Leave out the pictures, then reproduce the rest of the material exactly.

-*-*-

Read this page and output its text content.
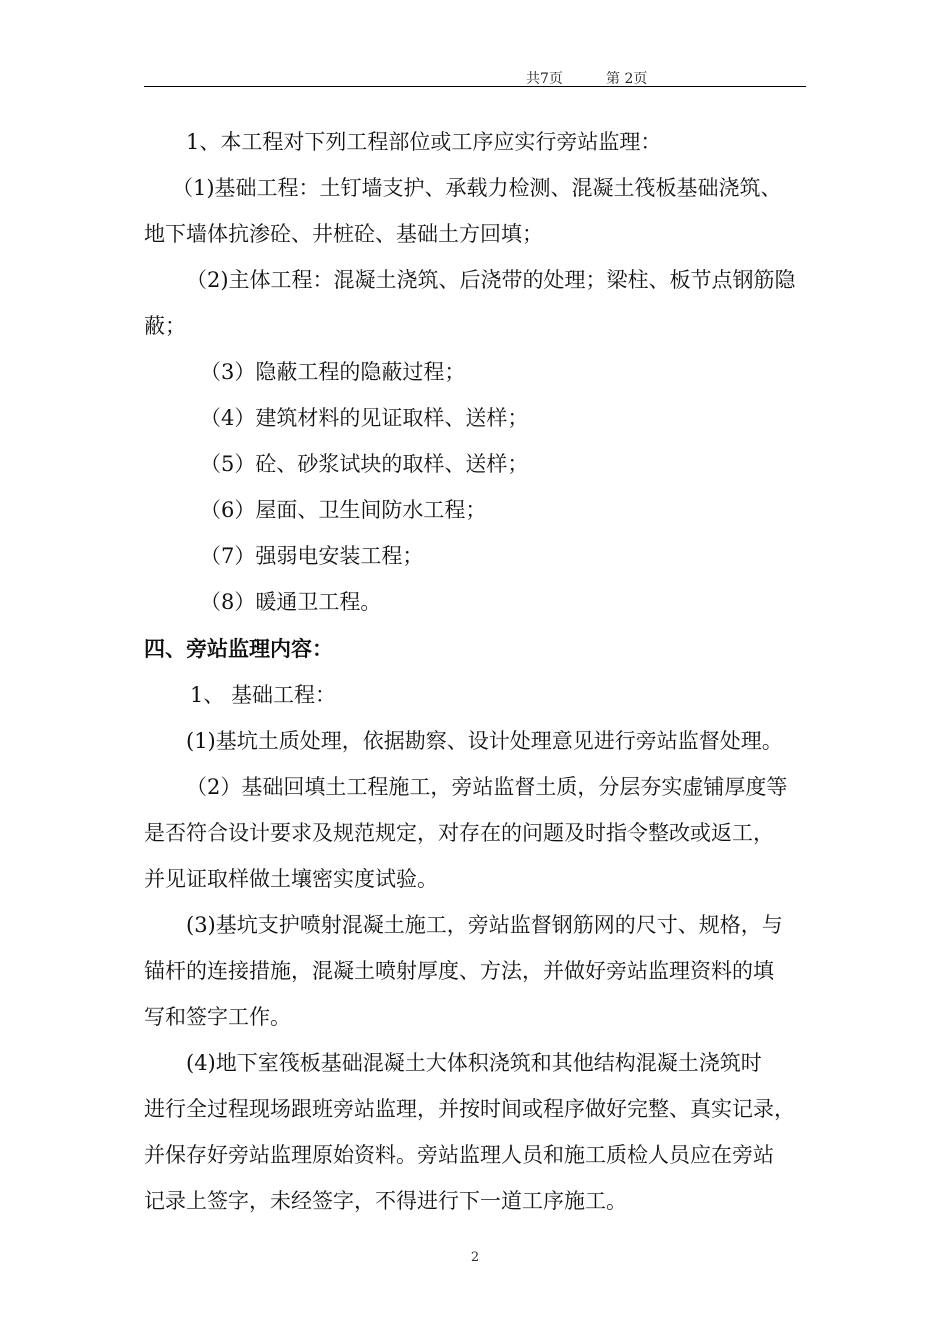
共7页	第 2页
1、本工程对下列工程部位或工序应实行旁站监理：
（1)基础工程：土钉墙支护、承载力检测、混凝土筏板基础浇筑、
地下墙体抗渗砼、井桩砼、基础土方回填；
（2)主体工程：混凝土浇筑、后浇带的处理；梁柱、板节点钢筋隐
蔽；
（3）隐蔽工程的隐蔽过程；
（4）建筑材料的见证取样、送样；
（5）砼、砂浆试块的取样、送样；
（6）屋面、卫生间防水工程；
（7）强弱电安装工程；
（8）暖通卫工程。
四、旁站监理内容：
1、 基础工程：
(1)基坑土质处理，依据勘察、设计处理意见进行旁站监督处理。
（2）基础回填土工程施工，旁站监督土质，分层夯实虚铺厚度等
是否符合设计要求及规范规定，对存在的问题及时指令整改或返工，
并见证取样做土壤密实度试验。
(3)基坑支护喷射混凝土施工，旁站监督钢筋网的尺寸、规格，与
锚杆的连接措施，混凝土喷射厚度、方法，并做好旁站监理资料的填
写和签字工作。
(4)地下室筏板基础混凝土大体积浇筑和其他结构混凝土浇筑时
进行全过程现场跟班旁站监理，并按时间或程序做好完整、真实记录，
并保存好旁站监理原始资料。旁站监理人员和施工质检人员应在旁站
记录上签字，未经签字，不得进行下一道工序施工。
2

-*-*-

-- TASK ANSWER --
Read this page and output its text content.
共7页	第 2页
1、本工程对下列工程部位或工序应实行旁站监理：
（1)基础工程：土钉墙支护、承载力检测、混凝土筏板基础浇筑、
地下墙体抗渗砼、井桩砼、基础土方回填；
（2)主体工程：混凝土浇筑、后浇带的处理；梁柱、板节点钢筋隐
蔽；
（3）隐蔽工程的隐蔽过程；
（4）建筑材料的见证取样、送样；
（5）砼、砂浆试块的取样、送样；
（6）屋面、卫生间防水工程；
（7）强弱电安装工程；
（8）暖通卫工程。
四、旁站监理内容：
1、 基础工程：
(1)基坑土质处理，依据勘察、设计处理意见进行旁站监督处理。
（2）基础回填土工程施工，旁站监督土质，分层夯实虚铺厚度等
是否符合设计要求及规范规定，对存在的问题及时指令整改或返工，
并见证取样做土壤密实度试验。
(3)基坑支护喷射混凝土施工，旁站监督钢筋网的尺寸、规格，与
锚杆的连接措施，混凝土喷射厚度、方法，并做好旁站监理资料的填
写和签字工作。
(4)地下室筏板基础混凝土大体积浇筑和其他结构混凝土浇筑时
进行全过程现场跟班旁站监理，并按时间或程序做好完整、真实记录，
并保存好旁站监理原始资料。旁站监理人员和施工质检人员应在旁站
记录上签字，未经签字，不得进行下一道工序施工。
2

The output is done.